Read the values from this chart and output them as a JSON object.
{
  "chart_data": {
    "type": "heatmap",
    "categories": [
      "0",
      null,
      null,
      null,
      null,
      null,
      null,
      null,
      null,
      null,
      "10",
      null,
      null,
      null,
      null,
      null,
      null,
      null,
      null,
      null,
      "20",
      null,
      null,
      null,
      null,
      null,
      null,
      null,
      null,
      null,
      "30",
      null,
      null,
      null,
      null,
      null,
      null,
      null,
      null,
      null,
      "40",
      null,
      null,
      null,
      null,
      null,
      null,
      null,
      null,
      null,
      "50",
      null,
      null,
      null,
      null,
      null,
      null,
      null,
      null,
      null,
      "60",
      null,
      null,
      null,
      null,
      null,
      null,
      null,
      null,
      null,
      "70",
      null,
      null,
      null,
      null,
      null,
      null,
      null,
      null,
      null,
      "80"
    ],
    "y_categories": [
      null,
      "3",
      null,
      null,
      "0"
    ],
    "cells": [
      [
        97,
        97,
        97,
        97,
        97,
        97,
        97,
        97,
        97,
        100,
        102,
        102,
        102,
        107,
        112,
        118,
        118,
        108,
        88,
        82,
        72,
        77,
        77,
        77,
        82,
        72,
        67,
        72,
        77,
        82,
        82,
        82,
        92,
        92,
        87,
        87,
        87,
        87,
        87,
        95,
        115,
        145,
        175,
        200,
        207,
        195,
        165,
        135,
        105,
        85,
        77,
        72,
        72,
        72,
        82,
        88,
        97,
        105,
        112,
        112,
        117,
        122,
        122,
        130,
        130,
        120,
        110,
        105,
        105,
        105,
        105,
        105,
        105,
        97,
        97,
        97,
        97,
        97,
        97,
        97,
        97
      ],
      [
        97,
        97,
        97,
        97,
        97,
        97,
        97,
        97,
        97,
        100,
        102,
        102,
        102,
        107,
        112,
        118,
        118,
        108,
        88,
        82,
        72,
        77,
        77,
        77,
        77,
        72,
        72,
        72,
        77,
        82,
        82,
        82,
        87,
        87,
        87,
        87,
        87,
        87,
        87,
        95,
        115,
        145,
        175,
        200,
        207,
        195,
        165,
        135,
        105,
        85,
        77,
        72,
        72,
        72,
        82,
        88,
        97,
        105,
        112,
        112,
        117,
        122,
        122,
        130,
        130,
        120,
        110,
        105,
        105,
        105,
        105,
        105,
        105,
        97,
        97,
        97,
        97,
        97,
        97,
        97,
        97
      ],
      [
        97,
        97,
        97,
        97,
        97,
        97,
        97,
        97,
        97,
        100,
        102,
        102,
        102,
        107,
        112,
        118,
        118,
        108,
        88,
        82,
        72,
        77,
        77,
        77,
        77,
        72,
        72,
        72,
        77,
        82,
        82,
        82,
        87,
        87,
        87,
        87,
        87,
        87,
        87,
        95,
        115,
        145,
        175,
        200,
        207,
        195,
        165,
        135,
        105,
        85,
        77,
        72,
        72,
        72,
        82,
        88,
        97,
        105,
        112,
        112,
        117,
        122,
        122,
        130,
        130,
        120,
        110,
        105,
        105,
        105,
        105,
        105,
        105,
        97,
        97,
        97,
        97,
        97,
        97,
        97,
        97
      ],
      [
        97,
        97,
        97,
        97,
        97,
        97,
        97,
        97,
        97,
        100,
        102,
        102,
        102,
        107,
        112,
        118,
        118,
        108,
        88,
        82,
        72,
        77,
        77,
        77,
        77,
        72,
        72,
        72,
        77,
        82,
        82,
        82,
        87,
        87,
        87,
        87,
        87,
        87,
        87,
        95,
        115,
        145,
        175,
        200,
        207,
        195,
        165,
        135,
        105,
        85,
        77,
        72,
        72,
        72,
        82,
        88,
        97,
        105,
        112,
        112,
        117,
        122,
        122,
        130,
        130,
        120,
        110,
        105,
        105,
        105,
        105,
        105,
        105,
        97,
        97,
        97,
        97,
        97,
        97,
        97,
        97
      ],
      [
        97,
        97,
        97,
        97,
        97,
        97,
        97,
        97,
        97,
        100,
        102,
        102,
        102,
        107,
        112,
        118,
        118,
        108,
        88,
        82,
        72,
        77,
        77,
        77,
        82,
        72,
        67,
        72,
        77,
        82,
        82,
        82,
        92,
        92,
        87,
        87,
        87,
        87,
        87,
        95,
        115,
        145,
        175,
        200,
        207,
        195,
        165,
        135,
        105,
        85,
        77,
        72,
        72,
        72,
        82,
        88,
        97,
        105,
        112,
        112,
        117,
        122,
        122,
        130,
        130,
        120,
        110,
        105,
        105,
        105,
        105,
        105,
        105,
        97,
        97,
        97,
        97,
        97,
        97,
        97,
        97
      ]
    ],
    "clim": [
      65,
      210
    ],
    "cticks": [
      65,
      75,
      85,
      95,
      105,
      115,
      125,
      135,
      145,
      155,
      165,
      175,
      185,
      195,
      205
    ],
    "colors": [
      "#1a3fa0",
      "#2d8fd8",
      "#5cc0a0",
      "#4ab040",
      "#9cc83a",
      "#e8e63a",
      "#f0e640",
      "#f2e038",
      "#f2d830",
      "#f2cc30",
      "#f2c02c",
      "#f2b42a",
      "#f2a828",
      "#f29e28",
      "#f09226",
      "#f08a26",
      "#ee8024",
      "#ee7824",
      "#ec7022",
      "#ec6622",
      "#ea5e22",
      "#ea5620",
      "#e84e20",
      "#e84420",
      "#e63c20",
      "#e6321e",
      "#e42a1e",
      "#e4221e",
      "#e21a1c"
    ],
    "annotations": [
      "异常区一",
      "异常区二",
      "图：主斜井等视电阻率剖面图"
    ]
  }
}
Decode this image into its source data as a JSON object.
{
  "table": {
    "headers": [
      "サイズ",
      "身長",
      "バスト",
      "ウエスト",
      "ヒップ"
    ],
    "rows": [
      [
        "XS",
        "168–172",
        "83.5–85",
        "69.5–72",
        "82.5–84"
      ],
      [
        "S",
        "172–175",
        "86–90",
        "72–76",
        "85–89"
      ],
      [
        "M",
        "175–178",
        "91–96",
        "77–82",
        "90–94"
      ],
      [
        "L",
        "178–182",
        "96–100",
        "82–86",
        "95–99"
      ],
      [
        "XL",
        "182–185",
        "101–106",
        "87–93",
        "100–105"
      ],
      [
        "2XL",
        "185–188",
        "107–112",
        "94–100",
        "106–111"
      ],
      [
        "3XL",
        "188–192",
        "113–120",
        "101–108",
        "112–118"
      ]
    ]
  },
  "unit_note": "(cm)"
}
= = = =
#### What you will do:
Repeat every entry word for word.

#### Solution below:
Read the values from this chart and output them as a JSON object.
{
  "chart_data": {
    "type": "heatmap",
    "categories": [
      "0",
      null,
      null,
      null,
      null,
      null,
      null,
      null,
      null,
      null,
      "10",
      null,
      null,
      null,
      null,
      null,
      null,
      null,
      null,
      null,
      "20",
      null,
      null,
      null,
      null,
      null,
      null,
      null,
      null,
      null,
      "30",
      null,
      null,
      null,
      null,
      null,
      null,
      null,
      null,
      null,
      "40",
      null,
      null,
      null,
      null,
      null,
      null,
      null,
      null,
      null,
      "50",
      null,
      null,
      null,
      null,
      null,
      null,
      null,
      null,
      null,
      "60",
      null,
      null,
      null,
      null,
      null,
      null,
      null,
      null,
      null,
      "70",
      null,
      null,
      null,
      null,
      null,
      null,
      null,
      null,
      null,
      "80"
    ],
    "y_categories": [
      null,
      "3",
      null,
      null,
      "0"
    ],
    "cells": [
      [
        97,
        97,
        97,
        97,
        97,
        97,
        97,
        97,
        97,
        100,
        102,
        102,
        102,
        107,
        112,
        118,
        118,
        108,
        88,
        82,
        72,
        77,
        77,
        77,
        82,
        72,
        67,
        72,
        77,
        82,
        82,
        82,
        92,
        92,
        87,
        87,
        87,
        87,
        87,
        95,
        115,
        145,
        175,
        200,
        207,
        195,
        165,
        135,
        105,
        85,
        77,
        72,
        72,
        72,
        82,
        88,
        97,
        105,
        112,
        112,
        117,
        122,
        122,
        130,
        130,
        120,
        110,
        105,
        105,
        105,
        105,
        105,
        105,
        97,
        97,
        97,
        97,
        97,
        97,
        97,
        97
      ],
      [
        97,
        97,
        97,
        97,
        97,
        97,
        97,
        97,
        97,
        100,
        102,
        102,
        102,
        107,
        112,
        118,
        118,
        108,
        88,
        82,
        72,
        77,
        77,
        77,
        77,
        72,
        72,
        72,
        77,
        82,
        82,
        82,
        87,
        87,
        87,
        87,
        87,
        87,
        87,
        95,
        115,
        145,
        175,
        200,
        207,
        195,
        165,
        135,
        105,
        85,
        77,
        72,
        72,
        72,
        82,
        88,
        97,
        105,
        112,
        112,
        117,
        122,
        122,
        130,
        130,
        120,
        110,
        105,
        105,
        105,
        105,
        105,
        105,
        97,
        97,
        97,
        97,
        97,
        97,
        97,
        97
      ],
      [
        97,
        97,
        97,
        97,
        97,
        97,
        97,
        97,
        97,
        100,
        102,
        102,
        102,
        107,
        112,
        118,
        118,
        108,
        88,
        82,
        72,
        77,
        77,
        77,
        77,
        72,
        72,
        72,
        77,
        82,
        82,
        82,
        87,
        87,
        87,
        87,
        87,
        87,
        87,
        95,
        115,
        145,
        175,
        200,
        207,
        195,
        165,
        135,
        105,
        85,
        77,
        72,
        72,
        72,
        82,
        88,
        97,
        105,
        112,
        112,
        117,
        122,
        122,
        130,
        130,
        120,
        110,
        105,
        105,
        105,
        105,
        105,
        105,
        97,
        97,
        97,
        97,
        97,
        97,
        97,
        97
      ],
      [
        97,
        97,
        97,
        97,
        97,
        97,
        97,
        97,
        97,
        100,
        102,
        102,
        102,
        107,
        112,
        118,
        118,
        108,
        88,
        82,
        72,
        77,
        77,
        77,
        77,
        72,
        72,
        72,
        77,
        82,
        82,
        82,
        87,
        87,
        87,
        87,
        87,
        87,
        87,
        95,
        115,
        145,
        175,
        200,
        207,
        195,
        165,
        135,
        105,
        85,
        77,
        72,
        72,
        72,
        82,
        88,
        97,
        105,
        112,
        112,
        117,
        122,
        122,
        130,
        130,
        120,
        110,
        105,
        105,
        105,
        105,
        105,
        105,
        97,
        97,
        97,
        97,
        97,
        97,
        97,
        97
      ],
      [
        97,
        97,
        97,
        97,
        97,
        97,
        97,
        97,
        97,
        100,
        102,
        102,
        102,
        107,
        112,
        118,
        118,
        108,
        88,
        82,
        72,
        77,
        77,
        77,
        82,
        72,
        67,
        72,
        77,
        82,
        82,
        82,
        92,
        92,
        87,
        87,
        87,
        87,
        87,
        95,
        115,
        145,
        175,
        200,
        207,
        195,
        165,
        135,
        105,
        85,
        77,
        72,
        72,
        72,
        82,
        88,
        97,
        105,
        112,
        112,
        117,
        122,
        122,
        130,
        130,
        120,
        110,
        105,
        105,
        105,
        105,
        105,
        105,
        97,
        97,
        97,
        97,
        97,
        97,
        97,
        97
      ]
    ],
    "clim": [
      65,
      210
    ],
    "cticks": [
      65,
      75,
      85,
      95,
      105,
      115,
      125,
      135,
      145,
      155,
      165,
      175,
      185,
      195,
      205
    ],
    "colors": [
      "#1a3fa0",
      "#2d8fd8",
      "#5cc0a0",
      "#4ab040",
      "#9cc83a",
      "#e8e63a",
      "#f0e640",
      "#f2e038",
      "#f2d830",
      "#f2cc30",
      "#f2c02c",
      "#f2b42a",
      "#f2a828",
      "#f29e28",
      "#f09226",
      "#f08a26",
      "#ee8024",
      "#ee7824",
      "#ec7022",
      "#ec6622",
      "#ea5e22",
      "#ea5620",
      "#e84e20",
      "#e84420",
      "#e63c20",
      "#e6321e",
      "#e42a1e",
      "#e4221e",
      "#e21a1c"
    ],
    "annotations": [
      "异常区一",
      "异常区二",
      "图：主斜井等视电阻率剖面图"
    ]
  }
}
Decode this image into its source data as a JSON object.
{
  "table": {
    "headers": [
      "サイズ",
      "身長",
      "バスト",
      "ウエスト",
      "ヒップ"
    ],
    "rows": [
      [
        "XS",
        "168–172",
        "83.5–85",
        "69.5–72",
        "82.5–84"
      ],
      [
        "S",
        "172–175",
        "86–90",
        "72–76",
        "85–89"
      ],
      [
        "M",
        "175–178",
        "91–96",
        "77–82",
        "90–94"
      ],
      [
        "L",
        "178–182",
        "96–100",
        "82–86",
        "95–99"
      ],
      [
        "XL",
        "182–185",
        "101–106",
        "87–93",
        "100–105"
      ],
      [
        "2XL",
        "185–188",
        "107–112",
        "94–100",
        "106–111"
      ],
      [
        "3XL",
        "188–192",
        "113–120",
        "101–108",
        "112–118"
      ]
    ]
  },
  "unit_note": "(cm)"
}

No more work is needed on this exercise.